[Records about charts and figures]

* Begin *

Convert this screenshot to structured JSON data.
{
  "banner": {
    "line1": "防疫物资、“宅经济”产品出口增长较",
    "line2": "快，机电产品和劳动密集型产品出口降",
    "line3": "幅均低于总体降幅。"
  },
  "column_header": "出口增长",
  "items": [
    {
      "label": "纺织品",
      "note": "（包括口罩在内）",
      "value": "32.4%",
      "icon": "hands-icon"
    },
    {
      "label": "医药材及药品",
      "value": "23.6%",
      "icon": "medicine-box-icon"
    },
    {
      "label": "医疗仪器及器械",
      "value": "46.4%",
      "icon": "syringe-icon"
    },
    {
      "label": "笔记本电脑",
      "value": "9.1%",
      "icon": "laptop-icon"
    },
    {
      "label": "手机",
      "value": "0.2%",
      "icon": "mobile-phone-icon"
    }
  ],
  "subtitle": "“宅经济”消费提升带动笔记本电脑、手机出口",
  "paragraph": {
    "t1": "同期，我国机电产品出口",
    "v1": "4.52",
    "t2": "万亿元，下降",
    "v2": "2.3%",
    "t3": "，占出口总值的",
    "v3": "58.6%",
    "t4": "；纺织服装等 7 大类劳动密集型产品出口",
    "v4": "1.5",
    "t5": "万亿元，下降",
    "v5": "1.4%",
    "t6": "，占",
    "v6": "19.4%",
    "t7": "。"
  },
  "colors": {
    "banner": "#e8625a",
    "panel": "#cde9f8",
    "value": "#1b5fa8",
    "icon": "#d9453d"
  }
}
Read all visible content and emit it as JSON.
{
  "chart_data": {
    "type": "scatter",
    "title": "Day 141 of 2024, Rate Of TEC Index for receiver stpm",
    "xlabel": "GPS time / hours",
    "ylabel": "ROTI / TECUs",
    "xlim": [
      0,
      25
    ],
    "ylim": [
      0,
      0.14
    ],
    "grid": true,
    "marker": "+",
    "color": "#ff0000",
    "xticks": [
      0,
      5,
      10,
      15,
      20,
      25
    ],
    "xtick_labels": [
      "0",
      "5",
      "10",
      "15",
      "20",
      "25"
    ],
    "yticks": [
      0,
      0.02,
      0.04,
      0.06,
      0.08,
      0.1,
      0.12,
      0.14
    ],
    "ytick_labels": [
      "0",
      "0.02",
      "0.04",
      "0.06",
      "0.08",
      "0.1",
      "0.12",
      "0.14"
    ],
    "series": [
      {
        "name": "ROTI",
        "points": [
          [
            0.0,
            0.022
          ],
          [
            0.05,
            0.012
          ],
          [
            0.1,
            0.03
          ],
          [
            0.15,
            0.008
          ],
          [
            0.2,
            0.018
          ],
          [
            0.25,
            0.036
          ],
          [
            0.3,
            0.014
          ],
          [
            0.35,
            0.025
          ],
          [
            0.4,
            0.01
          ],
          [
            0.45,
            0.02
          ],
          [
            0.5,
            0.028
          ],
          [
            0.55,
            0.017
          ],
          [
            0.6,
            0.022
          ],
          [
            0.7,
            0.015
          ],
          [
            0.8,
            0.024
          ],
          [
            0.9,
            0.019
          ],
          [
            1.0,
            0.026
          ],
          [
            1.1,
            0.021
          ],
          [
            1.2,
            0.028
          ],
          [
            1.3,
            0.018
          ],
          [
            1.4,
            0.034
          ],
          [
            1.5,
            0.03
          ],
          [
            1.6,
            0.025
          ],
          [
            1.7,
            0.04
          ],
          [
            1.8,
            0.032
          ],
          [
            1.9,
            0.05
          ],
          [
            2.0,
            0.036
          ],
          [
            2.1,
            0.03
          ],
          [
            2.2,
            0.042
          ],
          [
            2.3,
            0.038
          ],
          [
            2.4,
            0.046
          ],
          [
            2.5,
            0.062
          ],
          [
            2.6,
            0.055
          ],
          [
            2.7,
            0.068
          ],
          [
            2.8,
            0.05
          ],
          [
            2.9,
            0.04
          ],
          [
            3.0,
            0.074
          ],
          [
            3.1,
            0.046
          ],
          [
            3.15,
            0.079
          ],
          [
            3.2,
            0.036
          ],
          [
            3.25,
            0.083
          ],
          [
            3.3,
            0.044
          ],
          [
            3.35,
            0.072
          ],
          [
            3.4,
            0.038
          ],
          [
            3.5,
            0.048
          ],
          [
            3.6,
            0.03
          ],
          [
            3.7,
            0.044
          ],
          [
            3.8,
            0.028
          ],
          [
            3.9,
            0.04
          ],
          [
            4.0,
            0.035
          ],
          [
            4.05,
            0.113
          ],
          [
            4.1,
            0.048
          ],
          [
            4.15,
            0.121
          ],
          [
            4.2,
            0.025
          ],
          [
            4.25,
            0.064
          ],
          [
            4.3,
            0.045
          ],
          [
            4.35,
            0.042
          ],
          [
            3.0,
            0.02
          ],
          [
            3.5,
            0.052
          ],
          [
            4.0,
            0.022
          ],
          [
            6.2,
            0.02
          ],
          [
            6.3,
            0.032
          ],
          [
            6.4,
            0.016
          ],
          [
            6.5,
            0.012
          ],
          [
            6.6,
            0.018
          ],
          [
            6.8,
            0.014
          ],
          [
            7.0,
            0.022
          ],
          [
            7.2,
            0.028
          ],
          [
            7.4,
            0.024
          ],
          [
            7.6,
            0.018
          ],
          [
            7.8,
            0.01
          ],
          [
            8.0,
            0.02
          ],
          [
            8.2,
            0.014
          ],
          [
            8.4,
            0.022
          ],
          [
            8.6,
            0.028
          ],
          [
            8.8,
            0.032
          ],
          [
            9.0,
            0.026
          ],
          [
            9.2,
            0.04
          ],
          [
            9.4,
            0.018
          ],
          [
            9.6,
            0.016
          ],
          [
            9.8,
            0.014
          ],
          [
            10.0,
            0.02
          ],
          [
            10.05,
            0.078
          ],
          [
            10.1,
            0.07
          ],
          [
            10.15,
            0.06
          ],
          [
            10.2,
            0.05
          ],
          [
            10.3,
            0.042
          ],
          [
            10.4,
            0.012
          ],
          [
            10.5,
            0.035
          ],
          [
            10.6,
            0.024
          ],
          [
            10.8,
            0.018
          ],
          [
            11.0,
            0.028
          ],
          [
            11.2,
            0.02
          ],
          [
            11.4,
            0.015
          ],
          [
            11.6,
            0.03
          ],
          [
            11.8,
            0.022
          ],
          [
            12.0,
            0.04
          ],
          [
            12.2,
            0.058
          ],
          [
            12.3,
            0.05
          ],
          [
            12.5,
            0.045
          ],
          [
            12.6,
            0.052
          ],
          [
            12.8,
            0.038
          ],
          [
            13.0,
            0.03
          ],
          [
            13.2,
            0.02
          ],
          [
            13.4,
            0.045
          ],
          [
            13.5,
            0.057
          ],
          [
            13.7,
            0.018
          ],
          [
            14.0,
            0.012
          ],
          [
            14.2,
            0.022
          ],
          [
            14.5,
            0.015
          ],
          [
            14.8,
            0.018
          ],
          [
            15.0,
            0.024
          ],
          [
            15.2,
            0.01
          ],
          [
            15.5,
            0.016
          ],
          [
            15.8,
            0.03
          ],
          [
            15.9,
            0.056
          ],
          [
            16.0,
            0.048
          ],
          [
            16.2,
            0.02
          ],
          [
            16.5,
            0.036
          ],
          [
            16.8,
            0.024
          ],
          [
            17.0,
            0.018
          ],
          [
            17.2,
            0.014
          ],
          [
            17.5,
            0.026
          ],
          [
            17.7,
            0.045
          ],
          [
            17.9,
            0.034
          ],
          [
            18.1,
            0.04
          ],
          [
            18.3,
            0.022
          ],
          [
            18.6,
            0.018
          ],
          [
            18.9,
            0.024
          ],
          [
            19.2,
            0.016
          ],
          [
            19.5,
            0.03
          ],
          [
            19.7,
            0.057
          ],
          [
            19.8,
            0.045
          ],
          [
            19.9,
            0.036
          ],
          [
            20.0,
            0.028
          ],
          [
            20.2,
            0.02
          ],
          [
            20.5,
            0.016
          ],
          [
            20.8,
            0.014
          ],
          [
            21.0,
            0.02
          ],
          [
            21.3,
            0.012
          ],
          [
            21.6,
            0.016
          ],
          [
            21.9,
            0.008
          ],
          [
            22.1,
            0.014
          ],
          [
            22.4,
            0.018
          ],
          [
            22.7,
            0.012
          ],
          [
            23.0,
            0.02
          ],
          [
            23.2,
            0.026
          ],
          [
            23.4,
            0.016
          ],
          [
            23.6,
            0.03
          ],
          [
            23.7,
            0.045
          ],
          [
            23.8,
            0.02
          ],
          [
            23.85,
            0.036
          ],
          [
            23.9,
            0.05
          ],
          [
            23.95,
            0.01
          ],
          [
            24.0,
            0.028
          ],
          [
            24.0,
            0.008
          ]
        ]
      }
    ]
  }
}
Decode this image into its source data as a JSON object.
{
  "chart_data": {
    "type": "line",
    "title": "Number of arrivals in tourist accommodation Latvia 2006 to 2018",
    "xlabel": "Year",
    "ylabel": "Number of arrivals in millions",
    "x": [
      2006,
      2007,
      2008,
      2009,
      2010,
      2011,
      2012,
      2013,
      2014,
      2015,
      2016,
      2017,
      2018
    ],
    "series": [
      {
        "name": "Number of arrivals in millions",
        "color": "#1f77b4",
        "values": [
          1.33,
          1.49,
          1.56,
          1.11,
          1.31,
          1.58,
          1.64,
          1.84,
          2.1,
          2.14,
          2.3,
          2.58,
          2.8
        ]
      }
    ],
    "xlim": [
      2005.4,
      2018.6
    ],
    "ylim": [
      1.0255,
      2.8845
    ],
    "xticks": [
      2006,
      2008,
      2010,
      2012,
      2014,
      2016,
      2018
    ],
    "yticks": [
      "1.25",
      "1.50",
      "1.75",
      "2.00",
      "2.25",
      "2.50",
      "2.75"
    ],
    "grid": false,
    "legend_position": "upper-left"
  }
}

* End *

→ GIVEN PROBLEM
Print nothing but the lines from the line with "Decode this image" to the last line of the records above. Both of those lines count.

→ COMPLETE RESPONSE
Decode this image into its source data as a JSON object.
{
  "chart_data": {
    "type": "line",
    "title": "Number of arrivals in tourist accommodation Latvia 2006 to 2018",
    "xlabel": "Year",
    "ylabel": "Number of arrivals in millions",
    "x": [
      2006,
      2007,
      2008,
      2009,
      2010,
      2011,
      2012,
      2013,
      2014,
      2015,
      2016,
      2017,
      2018
    ],
    "series": [
      {
        "name": "Number of arrivals in millions",
        "color": "#1f77b4",
        "values": [
          1.33,
          1.49,
          1.56,
          1.11,
          1.31,
          1.58,
          1.64,
          1.84,
          2.1,
          2.14,
          2.3,
          2.58,
          2.8
        ]
      }
    ],
    "xlim": [
      2005.4,
      2018.6
    ],
    "ylim": [
      1.0255,
      2.8845
    ],
    "xticks": [
      2006,
      2008,
      2010,
      2012,
      2014,
      2016,
      2018
    ],
    "yticks": [
      "1.25",
      "1.50",
      "1.75",
      "2.00",
      "2.25",
      "2.50",
      "2.75"
    ],
    "grid": false,
    "legend_position": "upper-left"
  }
}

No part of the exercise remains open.